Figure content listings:
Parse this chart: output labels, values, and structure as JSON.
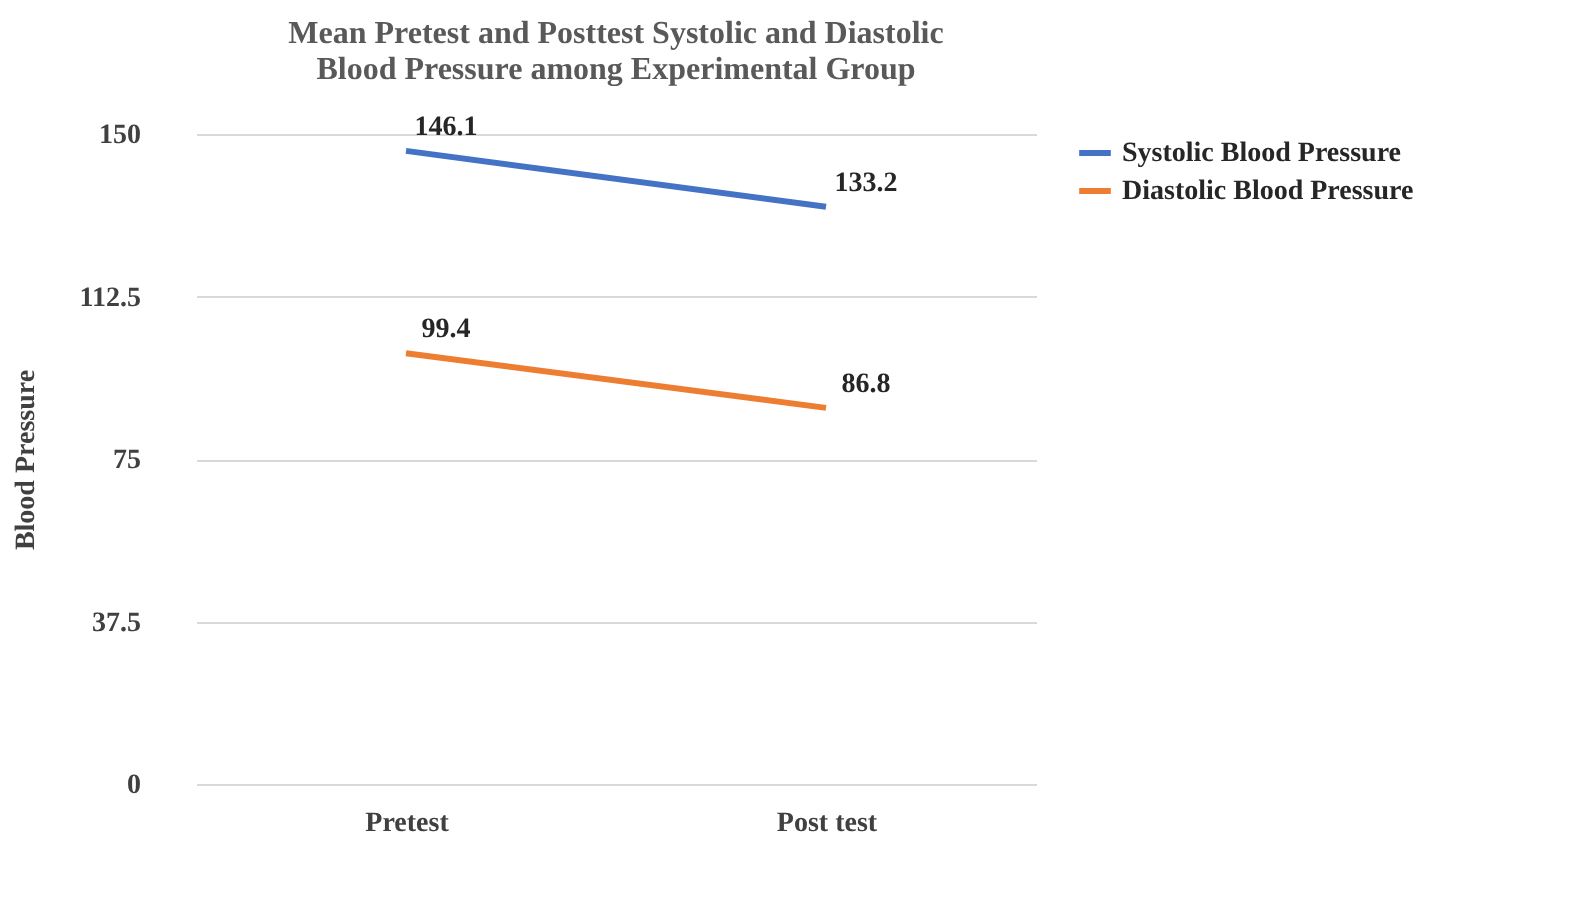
{
  "chart_data": {
    "type": "line",
    "title": [
      "Mean Pretest and Posttest Systolic and Diastolic",
      "Blood Pressure among Experimental Group"
    ],
    "ylabel": "Blood Pressure",
    "categories": [
      "Pretest",
      "Post test"
    ],
    "series": [
      {
        "name": "Systolic Blood Pressure",
        "color": "#4472c4",
        "values": [
          146.1,
          133.2
        ]
      },
      {
        "name": "Diastolic Blood Pressure",
        "color": "#ed7d31",
        "values": [
          99.4,
          86.8
        ]
      }
    ],
    "ylim": [
      0,
      150
    ],
    "yticks": [
      0,
      37.5,
      75,
      112.5,
      150
    ],
    "grid": "y",
    "legend": "right",
    "data_labels": true,
    "marker": "none"
  }
}
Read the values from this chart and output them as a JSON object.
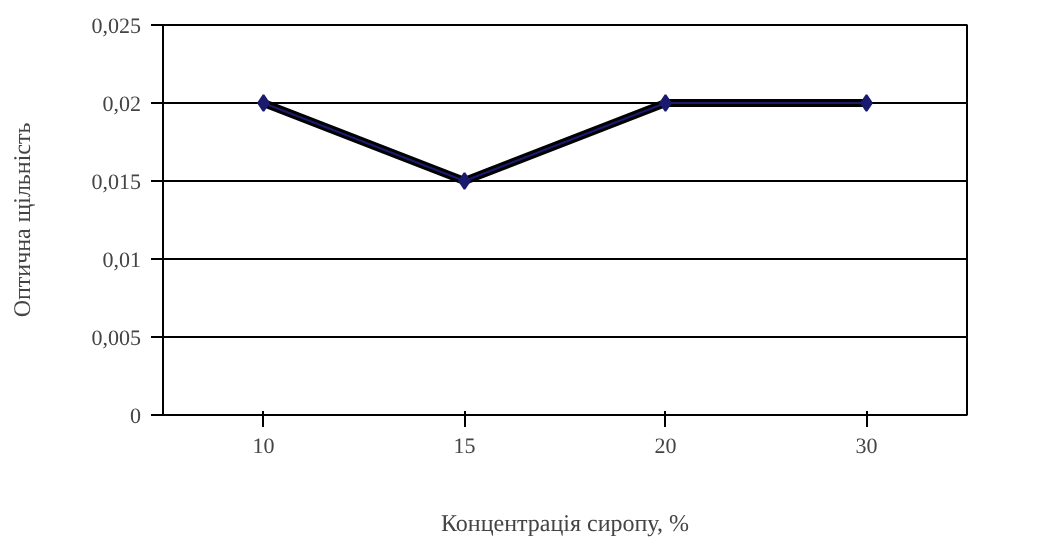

Challenge: Working from the material above, transcribe it exactly while omitting pictures.

Written reply:
Parse this chart: output labels, values, and structure as JSON.
{
  "chart_data": {
    "type": "line",
    "title": [
      "Mean Pretest and Posttest Systolic and Diastolic",
      "Blood Pressure among Experimental Group"
    ],
    "ylabel": "Blood Pressure",
    "categories": [
      "Pretest",
      "Post test"
    ],
    "series": [
      {
        "name": "Systolic Blood Pressure",
        "color": "#4472c4",
        "values": [
          146.1,
          133.2
        ]
      },
      {
        "name": "Diastolic Blood Pressure",
        "color": "#ed7d31",
        "values": [
          99.4,
          86.8
        ]
      }
    ],
    "ylim": [
      0,
      150
    ],
    "yticks": [
      0,
      37.5,
      75,
      112.5,
      150
    ],
    "grid": "y",
    "legend": "right",
    "data_labels": true,
    "marker": "none"
  }
}
Read the values from this chart and output them as a JSON object.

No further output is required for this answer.